What to do: Keep the pictures out of the copy and repeat the records exactly.

.....

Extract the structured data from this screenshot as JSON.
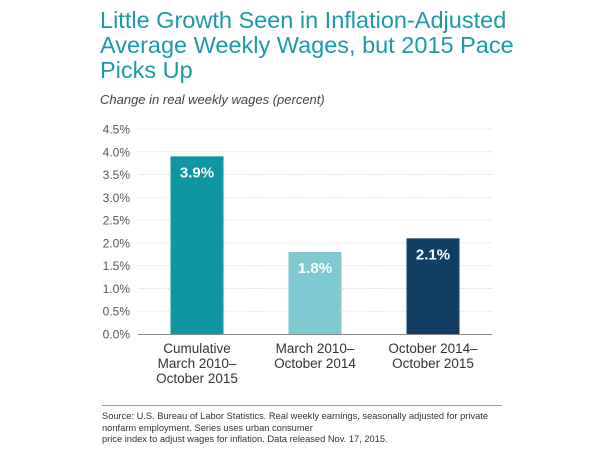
{
  "title": "Little Growth Seen in Inflation-Adjusted Average Weekly Wages, but 2015 Pace Picks Up",
  "subtitle": "Change in real weekly wages (percent)",
  "source_lines": [
    "Source: U.S. Bureau of Labor Statistics. Real weekly earnings, seasonally adjusted for private nonfarm employment. Series uses urban consumer",
    "price index to adjust wages for inflation. Data released Nov. 17, 2015."
  ],
  "chart_data": {
    "type": "bar",
    "categories": [
      [
        "Cumulative",
        "March 2010–",
        "October 2015"
      ],
      [
        "March 2010–",
        "October 2014"
      ],
      [
        "October 2014–",
        "October 2015"
      ]
    ],
    "values": [
      3.9,
      1.8,
      2.1
    ],
    "data_labels": [
      "3.9%",
      "1.8%",
      "2.1%"
    ],
    "colors": [
      "#0e96a3",
      "#7fc9d0",
      "#123e63"
    ],
    "ylim": [
      0,
      4.5
    ],
    "yticks": [
      0,
      0.5,
      1,
      1.5,
      2,
      2.5,
      3,
      3.5,
      4,
      4.5
    ],
    "ytick_labels": [
      "0.0%",
      "0.5%",
      "1.0%",
      "1.5%",
      "2.0%",
      "2.5%",
      "3.0%",
      "3.5%",
      "4.0%",
      "4.5%"
    ],
    "grid": true
  }
}
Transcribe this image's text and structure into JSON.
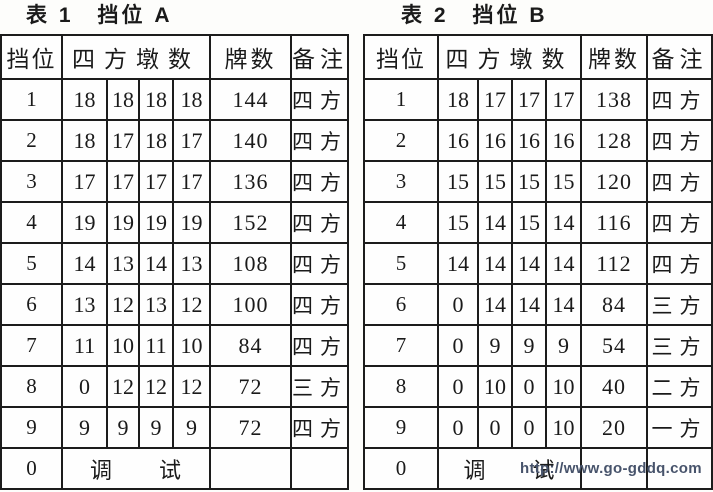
{
  "watermark": "http://www.go-gddq.com",
  "tables": [
    {
      "title": "表 1　挡位 A",
      "headers": {
        "gear": "挡位",
        "piers": "四方墩数",
        "cards": "牌数",
        "remark": "备注"
      },
      "rows": [
        {
          "gear": "1",
          "piers": [
            "18",
            "18",
            "18",
            "18"
          ],
          "cards": "144",
          "remark": "四方"
        },
        {
          "gear": "2",
          "piers": [
            "18",
            "17",
            "18",
            "17"
          ],
          "cards": "140",
          "remark": "四方"
        },
        {
          "gear": "3",
          "piers": [
            "17",
            "17",
            "17",
            "17"
          ],
          "cards": "136",
          "remark": "四方"
        },
        {
          "gear": "4",
          "piers": [
            "19",
            "19",
            "19",
            "19"
          ],
          "cards": "152",
          "remark": "四方"
        },
        {
          "gear": "5",
          "piers": [
            "14",
            "13",
            "14",
            "13"
          ],
          "cards": "108",
          "remark": "四方"
        },
        {
          "gear": "6",
          "piers": [
            "13",
            "12",
            "13",
            "12"
          ],
          "cards": "100",
          "remark": "四方"
        },
        {
          "gear": "7",
          "piers": [
            "11",
            "10",
            "11",
            "10"
          ],
          "cards": "84",
          "remark": "四方"
        },
        {
          "gear": "8",
          "piers": [
            "0",
            "12",
            "12",
            "12"
          ],
          "cards": "72",
          "remark": "三方"
        },
        {
          "gear": "9",
          "piers": [
            "9",
            "9",
            "9",
            "9"
          ],
          "cards": "72",
          "remark": "四方"
        },
        {
          "gear": "0",
          "label": "调　　试",
          "cards": "",
          "remark": ""
        }
      ]
    },
    {
      "title": "表 2　挡位 B",
      "headers": {
        "gear": "挡位",
        "piers": "四方墩数",
        "cards": "牌数",
        "remark": "备注"
      },
      "rows": [
        {
          "gear": "1",
          "piers": [
            "18",
            "17",
            "17",
            "17"
          ],
          "cards": "138",
          "remark": "四方"
        },
        {
          "gear": "2",
          "piers": [
            "16",
            "16",
            "16",
            "16"
          ],
          "cards": "128",
          "remark": "四方"
        },
        {
          "gear": "3",
          "piers": [
            "15",
            "15",
            "15",
            "15"
          ],
          "cards": "120",
          "remark": "四方"
        },
        {
          "gear": "4",
          "piers": [
            "15",
            "14",
            "15",
            "14"
          ],
          "cards": "116",
          "remark": "四方"
        },
        {
          "gear": "5",
          "piers": [
            "14",
            "14",
            "14",
            "14"
          ],
          "cards": "112",
          "remark": "四方"
        },
        {
          "gear": "6",
          "piers": [
            "0",
            "14",
            "14",
            "14"
          ],
          "cards": "84",
          "remark": "三方"
        },
        {
          "gear": "7",
          "piers": [
            "0",
            "9",
            "9",
            "9"
          ],
          "cards": "54",
          "remark": "三方"
        },
        {
          "gear": "8",
          "piers": [
            "0",
            "10",
            "0",
            "10"
          ],
          "cards": "40",
          "remark": "二方"
        },
        {
          "gear": "9",
          "piers": [
            "0",
            "0",
            "0",
            "10"
          ],
          "cards": "20",
          "remark": "一方"
        },
        {
          "gear": "0",
          "label": "调　　试",
          "cards": "",
          "remark": ""
        }
      ]
    }
  ]
}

.....

Exercise solution:
Extract the structured data from this screenshot as JSON.
{
  "title": "Little Growth Seen in Inflation-Adjusted Average Weekly Wages, but 2015 Pace Picks Up",
  "subtitle": "Change in real weekly wages (percent)",
  "source_lines": [
    "Source: U.S. Bureau of Labor Statistics. Real weekly earnings, seasonally adjusted for private nonfarm employment. Series uses urban consumer",
    "price index to adjust wages for inflation. Data released Nov. 17, 2015."
  ],
  "chart_data": {
    "type": "bar",
    "categories": [
      [
        "Cumulative",
        "March 2010–",
        "October 2015"
      ],
      [
        "March 2010–",
        "October 2014"
      ],
      [
        "October 2014–",
        "October 2015"
      ]
    ],
    "values": [
      3.9,
      1.8,
      2.1
    ],
    "data_labels": [
      "3.9%",
      "1.8%",
      "2.1%"
    ],
    "colors": [
      "#0e96a3",
      "#7fc9d0",
      "#123e63"
    ],
    "ylim": [
      0,
      4.5
    ],
    "yticks": [
      0,
      0.5,
      1,
      1.5,
      2,
      2.5,
      3,
      3.5,
      4,
      4.5
    ],
    "ytick_labels": [
      "0.0%",
      "0.5%",
      "1.0%",
      "1.5%",
      "2.0%",
      "2.5%",
      "3.0%",
      "3.5%",
      "4.0%",
      "4.5%"
    ],
    "grid": true
  }
}
Transcribe this image's text and structure into JSON.
{
  "watermark": "http://www.go-gddq.com",
  "tables": [
    {
      "title": "表 1　挡位 A",
      "headers": {
        "gear": "挡位",
        "piers": "四方墩数",
        "cards": "牌数",
        "remark": "备注"
      },
      "rows": [
        {
          "gear": "1",
          "piers": [
            "18",
            "18",
            "18",
            "18"
          ],
          "cards": "144",
          "remark": "四方"
        },
        {
          "gear": "2",
          "piers": [
            "18",
            "17",
            "18",
            "17"
          ],
          "cards": "140",
          "remark": "四方"
        },
        {
          "gear": "3",
          "piers": [
            "17",
            "17",
            "17",
            "17"
          ],
          "cards": "136",
          "remark": "四方"
        },
        {
          "gear": "4",
          "piers": [
            "19",
            "19",
            "19",
            "19"
          ],
          "cards": "152",
          "remark": "四方"
        },
        {
          "gear": "5",
          "piers": [
            "14",
            "13",
            "14",
            "13"
          ],
          "cards": "108",
          "remark": "四方"
        },
        {
          "gear": "6",
          "piers": [
            "13",
            "12",
            "13",
            "12"
          ],
          "cards": "100",
          "remark": "四方"
        },
        {
          "gear": "7",
          "piers": [
            "11",
            "10",
            "11",
            "10"
          ],
          "cards": "84",
          "remark": "四方"
        },
        {
          "gear": "8",
          "piers": [
            "0",
            "12",
            "12",
            "12"
          ],
          "cards": "72",
          "remark": "三方"
        },
        {
          "gear": "9",
          "piers": [
            "9",
            "9",
            "9",
            "9"
          ],
          "cards": "72",
          "remark": "四方"
        },
        {
          "gear": "0",
          "label": "调　　试",
          "cards": "",
          "remark": ""
        }
      ]
    },
    {
      "title": "表 2　挡位 B",
      "headers": {
        "gear": "挡位",
        "piers": "四方墩数",
        "cards": "牌数",
        "remark": "备注"
      },
      "rows": [
        {
          "gear": "1",
          "piers": [
            "18",
            "17",
            "17",
            "17"
          ],
          "cards": "138",
          "remark": "四方"
        },
        {
          "gear": "2",
          "piers": [
            "16",
            "16",
            "16",
            "16"
          ],
          "cards": "128",
          "remark": "四方"
        },
        {
          "gear": "3",
          "piers": [
            "15",
            "15",
            "15",
            "15"
          ],
          "cards": "120",
          "remark": "四方"
        },
        {
          "gear": "4",
          "piers": [
            "15",
            "14",
            "15",
            "14"
          ],
          "cards": "116",
          "remark": "四方"
        },
        {
          "gear": "5",
          "piers": [
            "14",
            "14",
            "14",
            "14"
          ],
          "cards": "112",
          "remark": "四方"
        },
        {
          "gear": "6",
          "piers": [
            "0",
            "14",
            "14",
            "14"
          ],
          "cards": "84",
          "remark": "三方"
        },
        {
          "gear": "7",
          "piers": [
            "0",
            "9",
            "9",
            "9"
          ],
          "cards": "54",
          "remark": "三方"
        },
        {
          "gear": "8",
          "piers": [
            "0",
            "10",
            "0",
            "10"
          ],
          "cards": "40",
          "remark": "二方"
        },
        {
          "gear": "9",
          "piers": [
            "0",
            "0",
            "0",
            "10"
          ],
          "cards": "20",
          "remark": "一方"
        },
        {
          "gear": "0",
          "label": "调　　试",
          "cards": "",
          "remark": ""
        }
      ]
    }
  ]
}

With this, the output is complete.